_WHAT YOU HAVE TO DO_: What is the number of lines holding the word "εὕρωμεν"? Give that number alone.

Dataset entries

◆ ◆ ◆ ◆

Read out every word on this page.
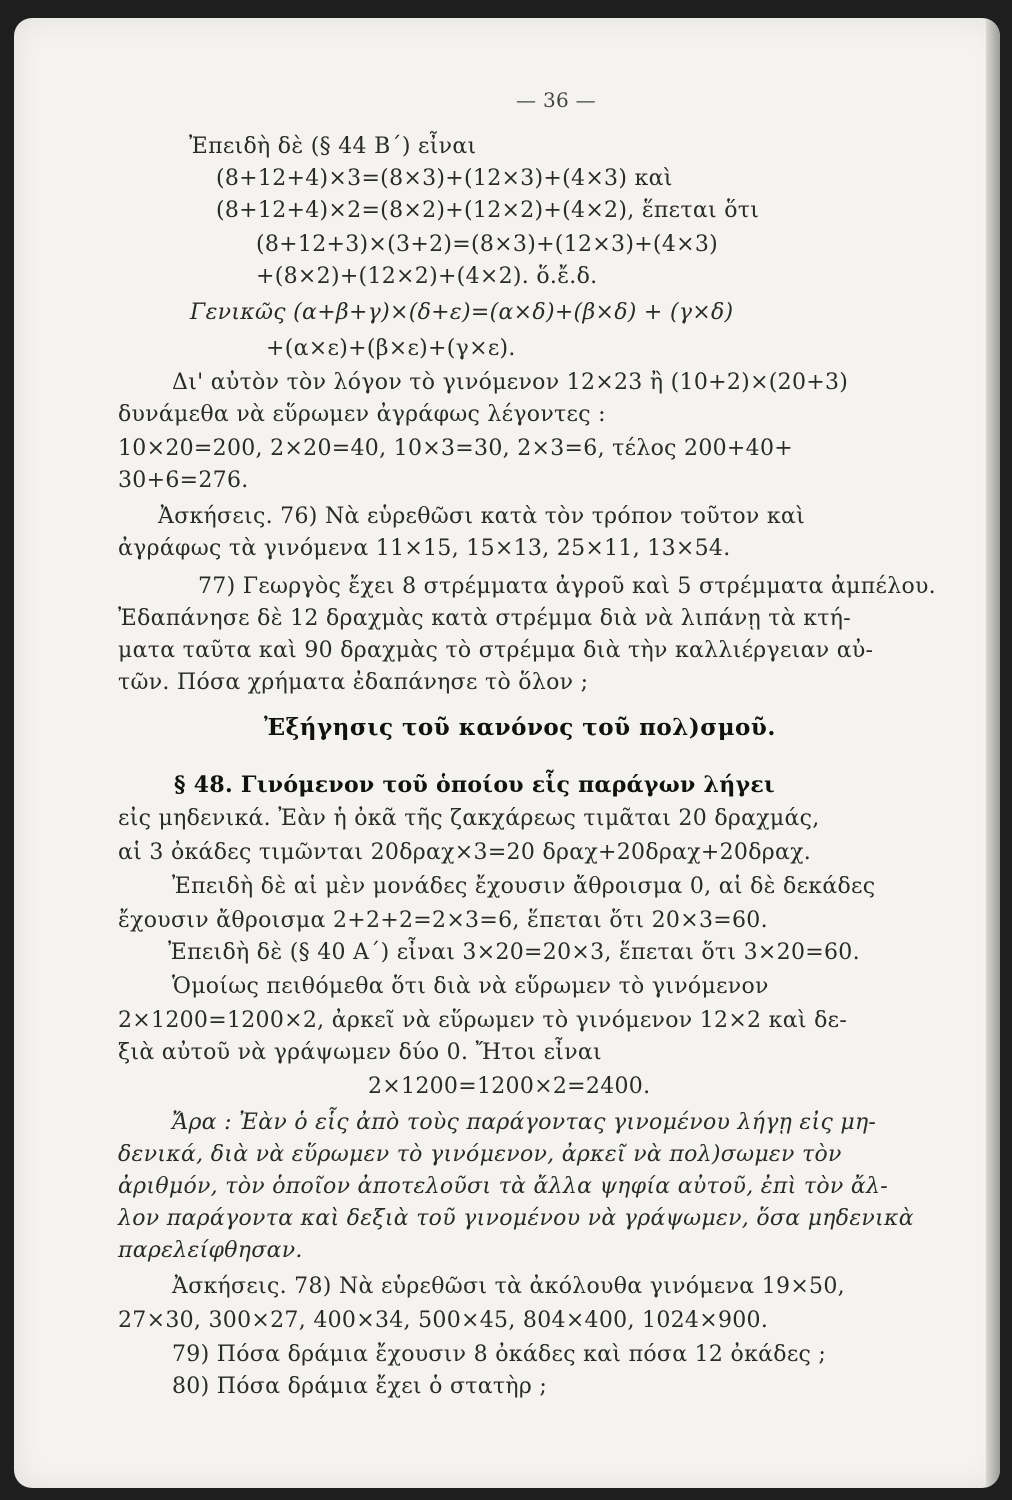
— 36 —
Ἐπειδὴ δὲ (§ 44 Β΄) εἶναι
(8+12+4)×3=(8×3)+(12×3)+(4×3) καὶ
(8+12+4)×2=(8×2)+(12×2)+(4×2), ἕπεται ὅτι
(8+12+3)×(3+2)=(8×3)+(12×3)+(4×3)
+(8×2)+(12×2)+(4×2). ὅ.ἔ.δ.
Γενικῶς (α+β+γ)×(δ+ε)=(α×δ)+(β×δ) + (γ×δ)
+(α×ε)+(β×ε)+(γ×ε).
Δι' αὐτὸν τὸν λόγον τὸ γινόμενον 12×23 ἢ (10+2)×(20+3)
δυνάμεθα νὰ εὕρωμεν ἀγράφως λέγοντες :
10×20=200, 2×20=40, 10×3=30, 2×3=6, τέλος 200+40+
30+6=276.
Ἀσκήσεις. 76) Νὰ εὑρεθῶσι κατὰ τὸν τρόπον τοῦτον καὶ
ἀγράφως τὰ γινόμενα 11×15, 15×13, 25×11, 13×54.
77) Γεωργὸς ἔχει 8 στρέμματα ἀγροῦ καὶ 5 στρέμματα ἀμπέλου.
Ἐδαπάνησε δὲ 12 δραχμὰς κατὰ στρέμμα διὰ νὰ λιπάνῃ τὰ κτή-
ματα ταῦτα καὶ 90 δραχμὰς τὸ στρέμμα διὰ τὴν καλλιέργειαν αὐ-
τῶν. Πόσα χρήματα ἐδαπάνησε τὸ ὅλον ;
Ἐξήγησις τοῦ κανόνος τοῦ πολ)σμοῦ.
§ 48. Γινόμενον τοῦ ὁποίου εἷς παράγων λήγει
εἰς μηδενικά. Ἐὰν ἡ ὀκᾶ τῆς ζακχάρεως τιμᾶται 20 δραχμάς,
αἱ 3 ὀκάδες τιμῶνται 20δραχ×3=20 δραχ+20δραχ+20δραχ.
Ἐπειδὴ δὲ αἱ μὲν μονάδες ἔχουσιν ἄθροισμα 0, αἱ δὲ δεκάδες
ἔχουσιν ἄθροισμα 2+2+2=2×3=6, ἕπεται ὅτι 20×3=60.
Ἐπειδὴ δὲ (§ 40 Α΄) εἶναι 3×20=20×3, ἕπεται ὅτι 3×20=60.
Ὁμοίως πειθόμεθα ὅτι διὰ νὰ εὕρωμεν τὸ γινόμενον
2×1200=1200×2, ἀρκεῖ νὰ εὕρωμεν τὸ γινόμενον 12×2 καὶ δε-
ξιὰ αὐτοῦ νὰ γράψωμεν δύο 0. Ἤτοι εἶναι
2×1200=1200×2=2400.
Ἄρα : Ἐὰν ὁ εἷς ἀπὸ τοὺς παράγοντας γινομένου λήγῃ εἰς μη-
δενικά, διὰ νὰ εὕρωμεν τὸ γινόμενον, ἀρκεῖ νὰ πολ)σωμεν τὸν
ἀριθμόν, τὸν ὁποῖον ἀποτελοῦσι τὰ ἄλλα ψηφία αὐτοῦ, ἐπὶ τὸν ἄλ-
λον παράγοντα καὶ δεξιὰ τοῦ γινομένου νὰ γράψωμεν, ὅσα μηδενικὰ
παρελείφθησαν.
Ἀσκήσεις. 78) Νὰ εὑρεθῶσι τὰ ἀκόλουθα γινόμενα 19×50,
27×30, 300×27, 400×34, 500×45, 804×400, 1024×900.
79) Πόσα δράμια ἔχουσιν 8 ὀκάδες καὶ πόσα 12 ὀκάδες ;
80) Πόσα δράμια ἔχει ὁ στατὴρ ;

◆ ◆ ◆ ◆

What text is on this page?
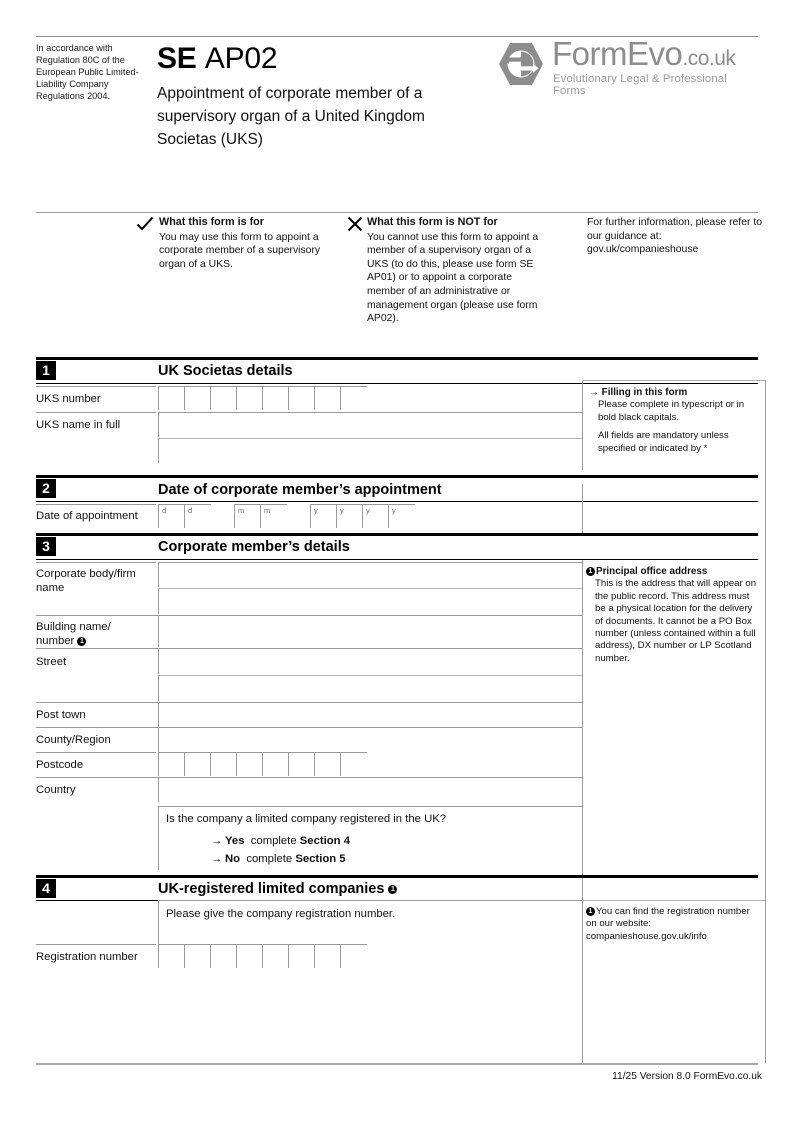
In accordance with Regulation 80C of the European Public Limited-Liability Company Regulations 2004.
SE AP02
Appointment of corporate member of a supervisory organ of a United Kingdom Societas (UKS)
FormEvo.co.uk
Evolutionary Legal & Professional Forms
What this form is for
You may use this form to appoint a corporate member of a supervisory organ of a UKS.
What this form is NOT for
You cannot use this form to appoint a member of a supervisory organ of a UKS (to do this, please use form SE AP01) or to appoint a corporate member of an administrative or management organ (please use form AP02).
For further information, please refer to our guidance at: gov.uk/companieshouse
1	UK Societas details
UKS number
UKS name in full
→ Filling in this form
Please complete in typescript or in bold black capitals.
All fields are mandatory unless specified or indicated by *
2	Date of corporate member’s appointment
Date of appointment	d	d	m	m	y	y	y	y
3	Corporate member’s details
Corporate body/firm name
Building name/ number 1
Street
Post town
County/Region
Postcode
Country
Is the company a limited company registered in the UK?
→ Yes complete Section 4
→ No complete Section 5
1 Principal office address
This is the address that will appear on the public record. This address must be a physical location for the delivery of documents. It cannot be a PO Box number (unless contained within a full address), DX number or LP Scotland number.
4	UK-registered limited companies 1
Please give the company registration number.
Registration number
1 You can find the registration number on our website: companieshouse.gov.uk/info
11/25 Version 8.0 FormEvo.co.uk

◆ ◆ ◆ ◆

_REPLY TO THE TASK_: 4